- _RECORD LIST_

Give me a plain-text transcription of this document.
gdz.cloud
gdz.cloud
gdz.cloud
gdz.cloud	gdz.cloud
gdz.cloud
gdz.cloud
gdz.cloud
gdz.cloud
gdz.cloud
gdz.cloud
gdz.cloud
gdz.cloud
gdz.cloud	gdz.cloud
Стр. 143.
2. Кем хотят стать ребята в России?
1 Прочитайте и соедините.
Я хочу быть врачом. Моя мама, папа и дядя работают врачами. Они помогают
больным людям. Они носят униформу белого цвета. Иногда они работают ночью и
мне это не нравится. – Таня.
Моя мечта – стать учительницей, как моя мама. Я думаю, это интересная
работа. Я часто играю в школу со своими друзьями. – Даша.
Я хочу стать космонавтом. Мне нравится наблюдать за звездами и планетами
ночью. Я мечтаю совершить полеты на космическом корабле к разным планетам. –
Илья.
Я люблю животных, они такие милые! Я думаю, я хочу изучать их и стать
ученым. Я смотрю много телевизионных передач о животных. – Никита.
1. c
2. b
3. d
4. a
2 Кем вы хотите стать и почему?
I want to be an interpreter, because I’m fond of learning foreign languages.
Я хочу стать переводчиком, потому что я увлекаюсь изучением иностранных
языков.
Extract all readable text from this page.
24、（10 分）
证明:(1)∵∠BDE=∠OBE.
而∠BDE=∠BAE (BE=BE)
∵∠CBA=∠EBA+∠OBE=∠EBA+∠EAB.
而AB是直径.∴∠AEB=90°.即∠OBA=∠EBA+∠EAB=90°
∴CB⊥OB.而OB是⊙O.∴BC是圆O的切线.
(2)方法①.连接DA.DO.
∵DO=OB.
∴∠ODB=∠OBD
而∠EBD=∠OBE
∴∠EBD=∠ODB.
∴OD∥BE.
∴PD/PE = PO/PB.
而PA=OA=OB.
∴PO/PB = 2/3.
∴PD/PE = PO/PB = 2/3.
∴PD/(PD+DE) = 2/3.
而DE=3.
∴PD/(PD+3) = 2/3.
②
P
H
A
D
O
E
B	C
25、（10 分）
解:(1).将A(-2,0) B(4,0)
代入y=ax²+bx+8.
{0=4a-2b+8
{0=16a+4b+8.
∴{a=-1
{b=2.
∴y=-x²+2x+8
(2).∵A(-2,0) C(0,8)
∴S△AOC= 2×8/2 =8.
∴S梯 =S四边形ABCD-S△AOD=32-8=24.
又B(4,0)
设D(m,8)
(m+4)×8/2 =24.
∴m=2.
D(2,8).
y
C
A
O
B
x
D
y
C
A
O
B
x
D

- _PROBLEM REQUIREMENTS_
Copy every line that contains the string "стать".

- _EXPECTED ANSWER_
2. Кем хотят стать ребята в России?
Моя мечта – стать учительницей, как моя мама. Я думаю, это интересная
Я хочу стать космонавтом. Мне нравится наблюдать за звездами и планетами
Я люблю животных, они такие милые! Я думаю, я хочу изучать их и стать
2 Кем вы хотите стать и почему?
Я хочу стать переводчиком, потому что я увлекаюсь изучением иностранных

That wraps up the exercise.